Gather all lines containing the string "data" and copy them out.

**Extracted records**
· · · ·

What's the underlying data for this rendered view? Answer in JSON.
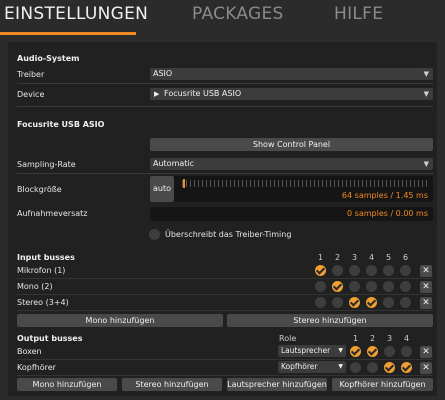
{
  "tabs": [
    {
      "label": "EINSTELLUNGEN"
    },
    {
      "label": "PACKAGES"
    },
    {
      "label": "HILFE"
    }
  ],
  "audio_system": {
    "title": "Audio-System",
    "driver_label": "Treiber",
    "driver_value": "ASIO",
    "device_label": "Device",
    "device_value": "Focusrite USB ASIO"
  },
  "device_section": {
    "title": "Focusrite USB ASIO",
    "control_panel_button": "Show Control Panel",
    "sampling_rate_label": "Sampling-Rate",
    "sampling_rate_value": "Automatic",
    "block_size_label": "Blockgröße",
    "block_size_auto": "auto",
    "block_size_readout": "64 samples / 1.45 ms",
    "latency_label": "Aufnahmeversatz",
    "latency_readout": "0 samples / 0.00 ms",
    "override_checkbox_label": "Überschreibt das Treiber-Timing"
  },
  "input_busses": {
    "title": "Input busses",
    "columns": [
      "1",
      "2",
      "3",
      "4",
      "5",
      "6"
    ],
    "rows": [
      {
        "name": "Mikrofon (1)",
        "active": [
          true,
          false,
          false,
          false,
          false,
          false
        ]
      },
      {
        "name": "Mono (2)",
        "active": [
          false,
          true,
          false,
          false,
          false,
          false
        ]
      },
      {
        "name": "Stereo (3+4)",
        "active": [
          false,
          false,
          true,
          true,
          false,
          false
        ]
      }
    ],
    "add_mono": "Mono hinzufügen",
    "add_stereo": "Stereo hinzufügen"
  },
  "output_busses": {
    "title": "Output busses",
    "role_header": "Role",
    "columns": [
      "1",
      "2",
      "3",
      "4"
    ],
    "rows": [
      {
        "name": "Boxen",
        "role": "Lautsprecher",
        "active": [
          true,
          true,
          false,
          false
        ]
      },
      {
        "name": "Kopfhörer",
        "role": "Kopfhörer",
        "active": [
          false,
          false,
          true,
          true
        ]
      }
    ],
    "add_mono": "Mono hinzufügen",
    "add_stereo": "Stereo hinzufügen",
    "add_speaker": "Lautsprecher hinzufügen",
    "add_headphones": "Kopfhörer hinzufügen"
  },
  "colors": {
    "accent": "#f08a24",
    "background": "#2b2b2b",
    "panel": "#212121"
  },
  "icons": {
    "dropdown": "chevron-down-icon",
    "device": "play-icon",
    "remove": "close-icon",
    "check": "checkmark-icon"
  }
}
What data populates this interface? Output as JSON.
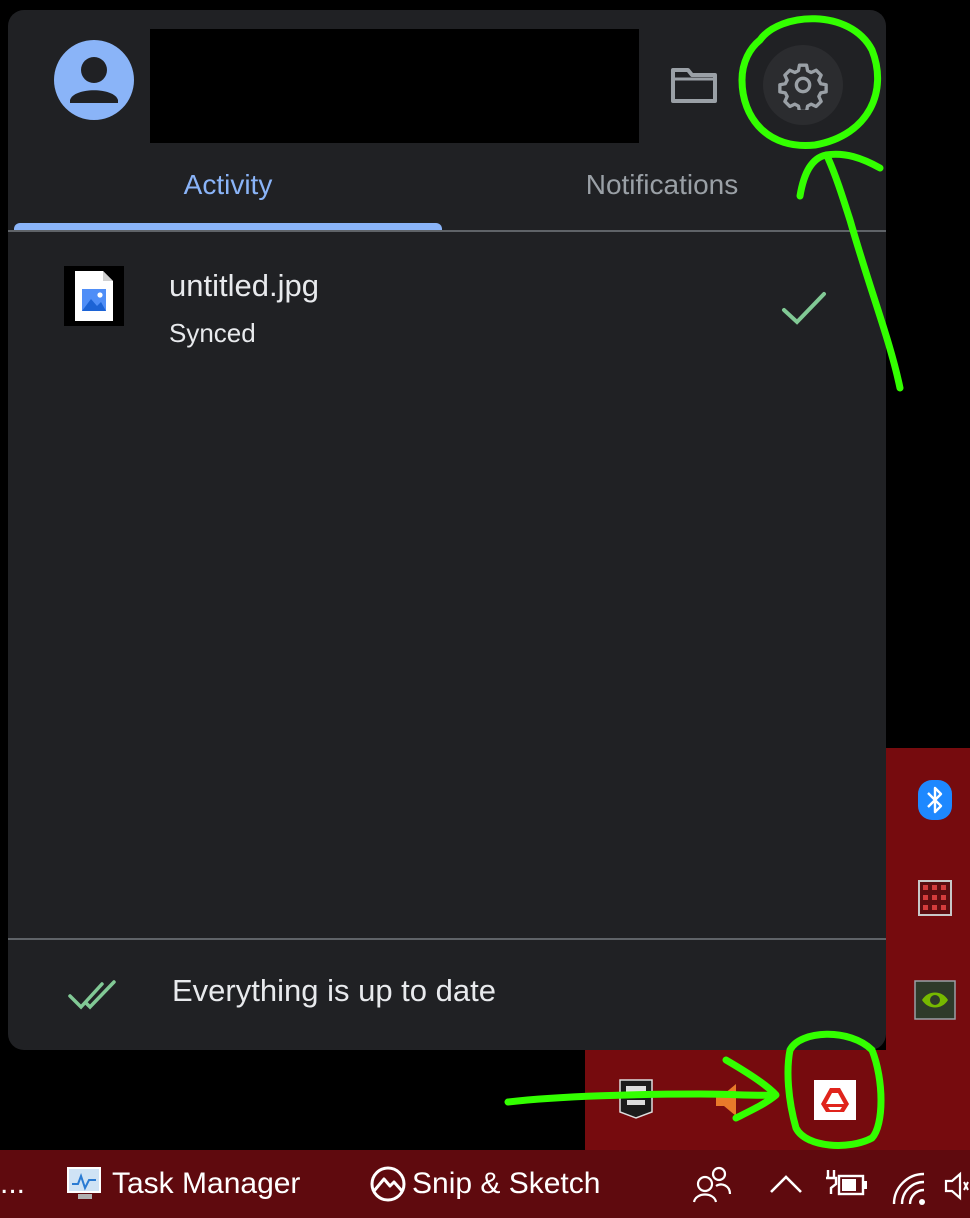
{
  "panel": {
    "tabs": [
      {
        "label": "Activity",
        "active": true
      },
      {
        "label": "Notifications",
        "active": false
      }
    ],
    "items": [
      {
        "name": "untitled.jpg",
        "status": "Synced",
        "icon": "image-file-icon"
      }
    ],
    "footer": {
      "status_text": "Everything is up to date",
      "icon": "double-check-icon"
    },
    "toolbar": {
      "folder_icon": "folder-icon",
      "settings_icon": "gear-icon"
    }
  },
  "taskbar": {
    "overflow_label": "...",
    "items": [
      {
        "label": "Task Manager",
        "icon": "task-manager-icon"
      },
      {
        "label": "Snip & Sketch",
        "icon": "snip-sketch-icon"
      }
    ]
  },
  "colors": {
    "panel_bg": "#202124",
    "accent_blue": "#8ab4f8",
    "synced_green": "#81c995",
    "annotation_green": "#33ff00",
    "taskbar_bg": "#5f0a0e"
  }
}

· · · ·

**The output**
What's the underlying data for this rendered view? Answer in JSON.
What data populates this interface? Output as JSON.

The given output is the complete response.